» What is being asked: Each entry below is to be extracted exactly.
* START The data *
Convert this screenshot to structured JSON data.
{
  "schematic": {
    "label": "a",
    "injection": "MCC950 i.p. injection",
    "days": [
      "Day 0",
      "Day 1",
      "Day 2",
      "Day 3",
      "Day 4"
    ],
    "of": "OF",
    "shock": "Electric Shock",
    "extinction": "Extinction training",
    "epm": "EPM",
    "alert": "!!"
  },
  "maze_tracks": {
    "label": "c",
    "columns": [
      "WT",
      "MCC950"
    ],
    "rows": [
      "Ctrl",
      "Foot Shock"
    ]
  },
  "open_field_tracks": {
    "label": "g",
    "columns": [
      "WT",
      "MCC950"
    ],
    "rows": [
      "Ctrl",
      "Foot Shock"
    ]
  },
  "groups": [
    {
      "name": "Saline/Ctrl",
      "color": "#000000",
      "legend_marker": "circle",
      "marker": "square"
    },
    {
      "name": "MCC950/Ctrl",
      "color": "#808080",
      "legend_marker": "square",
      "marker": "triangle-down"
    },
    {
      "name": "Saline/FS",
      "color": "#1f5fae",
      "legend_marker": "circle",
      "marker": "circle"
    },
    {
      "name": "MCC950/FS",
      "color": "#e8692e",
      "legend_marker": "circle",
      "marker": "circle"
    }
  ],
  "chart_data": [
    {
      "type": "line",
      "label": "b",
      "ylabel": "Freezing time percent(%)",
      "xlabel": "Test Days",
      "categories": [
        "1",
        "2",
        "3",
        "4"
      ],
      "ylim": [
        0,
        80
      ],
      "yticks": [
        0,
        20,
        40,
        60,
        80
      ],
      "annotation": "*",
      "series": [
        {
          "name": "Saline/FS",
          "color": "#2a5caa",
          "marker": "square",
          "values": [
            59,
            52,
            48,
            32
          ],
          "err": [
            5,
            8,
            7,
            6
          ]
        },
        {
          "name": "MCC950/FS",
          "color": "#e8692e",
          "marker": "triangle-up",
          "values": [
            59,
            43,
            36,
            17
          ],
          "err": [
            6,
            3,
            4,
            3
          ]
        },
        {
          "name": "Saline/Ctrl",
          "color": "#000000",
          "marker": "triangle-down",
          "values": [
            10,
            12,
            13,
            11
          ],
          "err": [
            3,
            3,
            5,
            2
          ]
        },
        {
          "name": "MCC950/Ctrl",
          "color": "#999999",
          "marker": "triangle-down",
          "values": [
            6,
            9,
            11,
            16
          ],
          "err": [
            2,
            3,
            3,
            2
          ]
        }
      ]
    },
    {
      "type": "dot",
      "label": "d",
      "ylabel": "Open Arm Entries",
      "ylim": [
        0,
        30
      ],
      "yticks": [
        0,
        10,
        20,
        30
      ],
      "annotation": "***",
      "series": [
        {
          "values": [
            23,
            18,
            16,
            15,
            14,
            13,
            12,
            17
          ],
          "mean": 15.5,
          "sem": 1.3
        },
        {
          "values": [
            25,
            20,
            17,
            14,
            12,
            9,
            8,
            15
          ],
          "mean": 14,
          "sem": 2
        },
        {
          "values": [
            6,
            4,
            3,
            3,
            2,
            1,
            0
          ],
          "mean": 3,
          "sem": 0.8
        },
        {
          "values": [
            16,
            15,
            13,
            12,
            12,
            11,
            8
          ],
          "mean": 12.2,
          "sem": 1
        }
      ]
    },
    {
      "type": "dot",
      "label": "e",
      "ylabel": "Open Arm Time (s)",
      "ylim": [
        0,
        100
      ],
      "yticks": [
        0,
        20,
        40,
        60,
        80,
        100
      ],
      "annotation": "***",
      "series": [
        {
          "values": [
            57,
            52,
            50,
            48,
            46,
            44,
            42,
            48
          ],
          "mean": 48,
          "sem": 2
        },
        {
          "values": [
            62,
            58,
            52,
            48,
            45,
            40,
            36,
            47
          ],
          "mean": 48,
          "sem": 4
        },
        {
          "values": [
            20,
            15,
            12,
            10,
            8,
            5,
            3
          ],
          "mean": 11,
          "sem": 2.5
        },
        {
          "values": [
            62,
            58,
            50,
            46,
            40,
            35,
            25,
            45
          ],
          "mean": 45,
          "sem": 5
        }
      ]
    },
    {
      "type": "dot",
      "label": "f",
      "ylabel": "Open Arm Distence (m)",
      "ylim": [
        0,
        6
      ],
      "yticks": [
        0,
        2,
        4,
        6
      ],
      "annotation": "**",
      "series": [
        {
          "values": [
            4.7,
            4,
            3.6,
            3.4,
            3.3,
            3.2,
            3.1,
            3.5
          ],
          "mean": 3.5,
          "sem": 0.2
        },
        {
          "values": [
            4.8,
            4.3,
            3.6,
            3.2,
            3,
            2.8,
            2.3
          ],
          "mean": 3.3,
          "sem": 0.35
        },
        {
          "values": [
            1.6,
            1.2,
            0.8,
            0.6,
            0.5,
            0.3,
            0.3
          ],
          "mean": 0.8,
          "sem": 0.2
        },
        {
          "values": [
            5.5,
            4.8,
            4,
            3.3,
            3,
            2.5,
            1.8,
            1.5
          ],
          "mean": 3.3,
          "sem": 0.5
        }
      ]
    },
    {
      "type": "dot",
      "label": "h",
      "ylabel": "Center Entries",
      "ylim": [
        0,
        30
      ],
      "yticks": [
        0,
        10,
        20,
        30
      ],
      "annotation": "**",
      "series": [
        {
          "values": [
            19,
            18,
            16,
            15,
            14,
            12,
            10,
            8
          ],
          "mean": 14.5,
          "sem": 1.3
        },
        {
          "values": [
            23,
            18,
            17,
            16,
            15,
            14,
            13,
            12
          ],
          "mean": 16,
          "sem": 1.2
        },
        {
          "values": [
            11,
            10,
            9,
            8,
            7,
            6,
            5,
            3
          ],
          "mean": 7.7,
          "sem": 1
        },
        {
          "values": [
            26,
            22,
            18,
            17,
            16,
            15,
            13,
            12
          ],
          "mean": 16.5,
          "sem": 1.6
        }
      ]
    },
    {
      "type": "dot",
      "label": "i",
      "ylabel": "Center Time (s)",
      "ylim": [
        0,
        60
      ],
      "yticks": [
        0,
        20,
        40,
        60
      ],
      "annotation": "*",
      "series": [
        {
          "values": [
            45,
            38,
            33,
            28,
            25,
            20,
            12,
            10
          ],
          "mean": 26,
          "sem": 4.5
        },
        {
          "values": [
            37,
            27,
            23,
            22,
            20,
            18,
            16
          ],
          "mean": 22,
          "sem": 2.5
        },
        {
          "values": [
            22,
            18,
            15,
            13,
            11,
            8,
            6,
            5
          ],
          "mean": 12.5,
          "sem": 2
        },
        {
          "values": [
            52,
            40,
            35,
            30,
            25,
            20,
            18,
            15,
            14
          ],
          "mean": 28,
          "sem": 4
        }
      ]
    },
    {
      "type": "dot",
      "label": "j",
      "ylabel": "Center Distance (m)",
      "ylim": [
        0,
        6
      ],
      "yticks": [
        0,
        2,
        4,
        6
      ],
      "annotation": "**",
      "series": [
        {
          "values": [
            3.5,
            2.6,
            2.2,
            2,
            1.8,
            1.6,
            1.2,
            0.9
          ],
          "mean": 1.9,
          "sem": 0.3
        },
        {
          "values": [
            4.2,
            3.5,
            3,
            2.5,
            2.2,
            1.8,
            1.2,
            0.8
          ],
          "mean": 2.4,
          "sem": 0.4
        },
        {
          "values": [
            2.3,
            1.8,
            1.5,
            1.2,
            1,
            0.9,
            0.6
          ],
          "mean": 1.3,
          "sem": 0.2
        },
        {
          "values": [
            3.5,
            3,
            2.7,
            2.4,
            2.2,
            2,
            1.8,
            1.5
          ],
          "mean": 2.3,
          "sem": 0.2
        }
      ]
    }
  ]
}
* END The data *
» Solution to this exercise:
Convert this screenshot to structured JSON data.
{
  "schematic": {
    "label": "a",
    "injection": "MCC950 i.p. injection",
    "days": [
      "Day 0",
      "Day 1",
      "Day 2",
      "Day 3",
      "Day 4"
    ],
    "of": "OF",
    "shock": "Electric Shock",
    "extinction": "Extinction training",
    "epm": "EPM",
    "alert": "!!"
  },
  "maze_tracks": {
    "label": "c",
    "columns": [
      "WT",
      "MCC950"
    ],
    "rows": [
      "Ctrl",
      "Foot Shock"
    ]
  },
  "open_field_tracks": {
    "label": "g",
    "columns": [
      "WT",
      "MCC950"
    ],
    "rows": [
      "Ctrl",
      "Foot Shock"
    ]
  },
  "groups": [
    {
      "name": "Saline/Ctrl",
      "color": "#000000",
      "legend_marker": "circle",
      "marker": "square"
    },
    {
      "name": "MCC950/Ctrl",
      "color": "#808080",
      "legend_marker": "square",
      "marker": "triangle-down"
    },
    {
      "name": "Saline/FS",
      "color": "#1f5fae",
      "legend_marker": "circle",
      "marker": "circle"
    },
    {
      "name": "MCC950/FS",
      "color": "#e8692e",
      "legend_marker": "circle",
      "marker": "circle"
    }
  ],
  "chart_data": [
    {
      "type": "line",
      "label": "b",
      "ylabel": "Freezing time percent(%)",
      "xlabel": "Test Days",
      "categories": [
        "1",
        "2",
        "3",
        "4"
      ],
      "ylim": [
        0,
        80
      ],
      "yticks": [
        0,
        20,
        40,
        60,
        80
      ],
      "annotation": "*",
      "series": [
        {
          "name": "Saline/FS",
          "color": "#2a5caa",
          "marker": "square",
          "values": [
            59,
            52,
            48,
            32
          ],
          "err": [
            5,
            8,
            7,
            6
          ]
        },
        {
          "name": "MCC950/FS",
          "color": "#e8692e",
          "marker": "triangle-up",
          "values": [
            59,
            43,
            36,
            17
          ],
          "err": [
            6,
            3,
            4,
            3
          ]
        },
        {
          "name": "Saline/Ctrl",
          "color": "#000000",
          "marker": "triangle-down",
          "values": [
            10,
            12,
            13,
            11
          ],
          "err": [
            3,
            3,
            5,
            2
          ]
        },
        {
          "name": "MCC950/Ctrl",
          "color": "#999999",
          "marker": "triangle-down",
          "values": [
            6,
            9,
            11,
            16
          ],
          "err": [
            2,
            3,
            3,
            2
          ]
        }
      ]
    },
    {
      "type": "dot",
      "label": "d",
      "ylabel": "Open Arm Entries",
      "ylim": [
        0,
        30
      ],
      "yticks": [
        0,
        10,
        20,
        30
      ],
      "annotation": "***",
      "series": [
        {
          "values": [
            23,
            18,
            16,
            15,
            14,
            13,
            12,
            17
          ],
          "mean": 15.5,
          "sem": 1.3
        },
        {
          "values": [
            25,
            20,
            17,
            14,
            12,
            9,
            8,
            15
          ],
          "mean": 14,
          "sem": 2
        },
        {
          "values": [
            6,
            4,
            3,
            3,
            2,
            1,
            0
          ],
          "mean": 3,
          "sem": 0.8
        },
        {
          "values": [
            16,
            15,
            13,
            12,
            12,
            11,
            8
          ],
          "mean": 12.2,
          "sem": 1
        }
      ]
    },
    {
      "type": "dot",
      "label": "e",
      "ylabel": "Open Arm Time (s)",
      "ylim": [
        0,
        100
      ],
      "yticks": [
        0,
        20,
        40,
        60,
        80,
        100
      ],
      "annotation": "***",
      "series": [
        {
          "values": [
            57,
            52,
            50,
            48,
            46,
            44,
            42,
            48
          ],
          "mean": 48,
          "sem": 2
        },
        {
          "values": [
            62,
            58,
            52,
            48,
            45,
            40,
            36,
            47
          ],
          "mean": 48,
          "sem": 4
        },
        {
          "values": [
            20,
            15,
            12,
            10,
            8,
            5,
            3
          ],
          "mean": 11,
          "sem": 2.5
        },
        {
          "values": [
            62,
            58,
            50,
            46,
            40,
            35,
            25,
            45
          ],
          "mean": 45,
          "sem": 5
        }
      ]
    },
    {
      "type": "dot",
      "label": "f",
      "ylabel": "Open Arm Distence (m)",
      "ylim": [
        0,
        6
      ],
      "yticks": [
        0,
        2,
        4,
        6
      ],
      "annotation": "**",
      "series": [
        {
          "values": [
            4.7,
            4,
            3.6,
            3.4,
            3.3,
            3.2,
            3.1,
            3.5
          ],
          "mean": 3.5,
          "sem": 0.2
        },
        {
          "values": [
            4.8,
            4.3,
            3.6,
            3.2,
            3,
            2.8,
            2.3
          ],
          "mean": 3.3,
          "sem": 0.35
        },
        {
          "values": [
            1.6,
            1.2,
            0.8,
            0.6,
            0.5,
            0.3,
            0.3
          ],
          "mean": 0.8,
          "sem": 0.2
        },
        {
          "values": [
            5.5,
            4.8,
            4,
            3.3,
            3,
            2.5,
            1.8,
            1.5
          ],
          "mean": 3.3,
          "sem": 0.5
        }
      ]
    },
    {
      "type": "dot",
      "label": "h",
      "ylabel": "Center Entries",
      "ylim": [
        0,
        30
      ],
      "yticks": [
        0,
        10,
        20,
        30
      ],
      "annotation": "**",
      "series": [
        {
          "values": [
            19,
            18,
            16,
            15,
            14,
            12,
            10,
            8
          ],
          "mean": 14.5,
          "sem": 1.3
        },
        {
          "values": [
            23,
            18,
            17,
            16,
            15,
            14,
            13,
            12
          ],
          "mean": 16,
          "sem": 1.2
        },
        {
          "values": [
            11,
            10,
            9,
            8,
            7,
            6,
            5,
            3
          ],
          "mean": 7.7,
          "sem": 1
        },
        {
          "values": [
            26,
            22,
            18,
            17,
            16,
            15,
            13,
            12
          ],
          "mean": 16.5,
          "sem": 1.6
        }
      ]
    },
    {
      "type": "dot",
      "label": "i",
      "ylabel": "Center Time (s)",
      "ylim": [
        0,
        60
      ],
      "yticks": [
        0,
        20,
        40,
        60
      ],
      "annotation": "*",
      "series": [
        {
          "values": [
            45,
            38,
            33,
            28,
            25,
            20,
            12,
            10
          ],
          "mean": 26,
          "sem": 4.5
        },
        {
          "values": [
            37,
            27,
            23,
            22,
            20,
            18,
            16
          ],
          "mean": 22,
          "sem": 2.5
        },
        {
          "values": [
            22,
            18,
            15,
            13,
            11,
            8,
            6,
            5
          ],
          "mean": 12.5,
          "sem": 2
        },
        {
          "values": [
            52,
            40,
            35,
            30,
            25,
            20,
            18,
            15,
            14
          ],
          "mean": 28,
          "sem": 4
        }
      ]
    },
    {
      "type": "dot",
      "label": "j",
      "ylabel": "Center Distance (m)",
      "ylim": [
        0,
        6
      ],
      "yticks": [
        0,
        2,
        4,
        6
      ],
      "annotation": "**",
      "series": [
        {
          "values": [
            3.5,
            2.6,
            2.2,
            2,
            1.8,
            1.6,
            1.2,
            0.9
          ],
          "mean": 1.9,
          "sem": 0.3
        },
        {
          "values": [
            4.2,
            3.5,
            3,
            2.5,
            2.2,
            1.8,
            1.2,
            0.8
          ],
          "mean": 2.4,
          "sem": 0.4
        },
        {
          "values": [
            2.3,
            1.8,
            1.5,
            1.2,
            1,
            0.9,
            0.6
          ],
          "mean": 1.3,
          "sem": 0.2
        },
        {
          "values": [
            3.5,
            3,
            2.7,
            2.4,
            2.2,
            2,
            1.8,
            1.5
          ],
          "mean": 2.3,
          "sem": 0.2
        }
      ]
    }
  ]
}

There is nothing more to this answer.